#### Short task
Select, from the data, each line where "this" occurs.

#### Data listing
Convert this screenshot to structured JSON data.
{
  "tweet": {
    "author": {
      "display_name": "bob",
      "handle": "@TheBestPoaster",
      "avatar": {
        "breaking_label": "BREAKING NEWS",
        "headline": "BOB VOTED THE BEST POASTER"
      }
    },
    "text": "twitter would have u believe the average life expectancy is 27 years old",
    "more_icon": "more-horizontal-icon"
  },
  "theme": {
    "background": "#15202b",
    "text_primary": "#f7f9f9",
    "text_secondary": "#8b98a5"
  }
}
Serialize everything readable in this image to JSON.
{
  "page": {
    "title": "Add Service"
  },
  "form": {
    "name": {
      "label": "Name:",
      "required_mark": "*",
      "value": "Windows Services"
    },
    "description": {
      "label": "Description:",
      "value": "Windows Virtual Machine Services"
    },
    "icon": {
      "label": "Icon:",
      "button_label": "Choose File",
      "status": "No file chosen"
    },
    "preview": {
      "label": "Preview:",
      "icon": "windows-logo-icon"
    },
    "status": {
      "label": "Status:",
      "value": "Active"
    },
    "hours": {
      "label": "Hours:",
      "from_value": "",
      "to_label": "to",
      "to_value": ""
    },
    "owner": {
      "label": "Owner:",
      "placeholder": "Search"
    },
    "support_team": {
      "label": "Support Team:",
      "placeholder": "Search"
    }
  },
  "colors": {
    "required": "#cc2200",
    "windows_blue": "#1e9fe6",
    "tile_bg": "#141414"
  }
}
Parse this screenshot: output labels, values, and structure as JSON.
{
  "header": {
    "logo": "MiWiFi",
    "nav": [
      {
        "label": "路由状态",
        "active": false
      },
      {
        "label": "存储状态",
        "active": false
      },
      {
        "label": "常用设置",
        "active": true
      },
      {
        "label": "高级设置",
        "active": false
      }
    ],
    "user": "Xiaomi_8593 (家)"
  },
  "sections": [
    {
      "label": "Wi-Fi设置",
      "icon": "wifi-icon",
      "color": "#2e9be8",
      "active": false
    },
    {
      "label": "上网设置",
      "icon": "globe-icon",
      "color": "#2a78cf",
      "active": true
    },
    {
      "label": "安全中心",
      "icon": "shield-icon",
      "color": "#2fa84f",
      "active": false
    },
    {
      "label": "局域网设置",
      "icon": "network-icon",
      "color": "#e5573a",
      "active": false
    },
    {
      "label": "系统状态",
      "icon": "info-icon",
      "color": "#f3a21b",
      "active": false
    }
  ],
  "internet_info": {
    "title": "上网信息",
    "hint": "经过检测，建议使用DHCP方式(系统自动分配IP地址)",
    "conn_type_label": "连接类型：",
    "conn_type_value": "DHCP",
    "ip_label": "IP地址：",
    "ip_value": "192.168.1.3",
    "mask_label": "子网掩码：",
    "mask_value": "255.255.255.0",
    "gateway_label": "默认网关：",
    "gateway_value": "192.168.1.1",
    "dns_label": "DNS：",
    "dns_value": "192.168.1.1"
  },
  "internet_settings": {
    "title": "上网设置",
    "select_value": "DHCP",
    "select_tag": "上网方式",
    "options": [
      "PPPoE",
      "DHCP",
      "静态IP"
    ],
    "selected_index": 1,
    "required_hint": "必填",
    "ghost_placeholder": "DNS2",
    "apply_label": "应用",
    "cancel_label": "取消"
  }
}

#### The result
Convert this screenshot to structured JSON data.
Serialize everything readable in this image to JSON.
Parse this screenshot: output labels, values, and structure as JSON.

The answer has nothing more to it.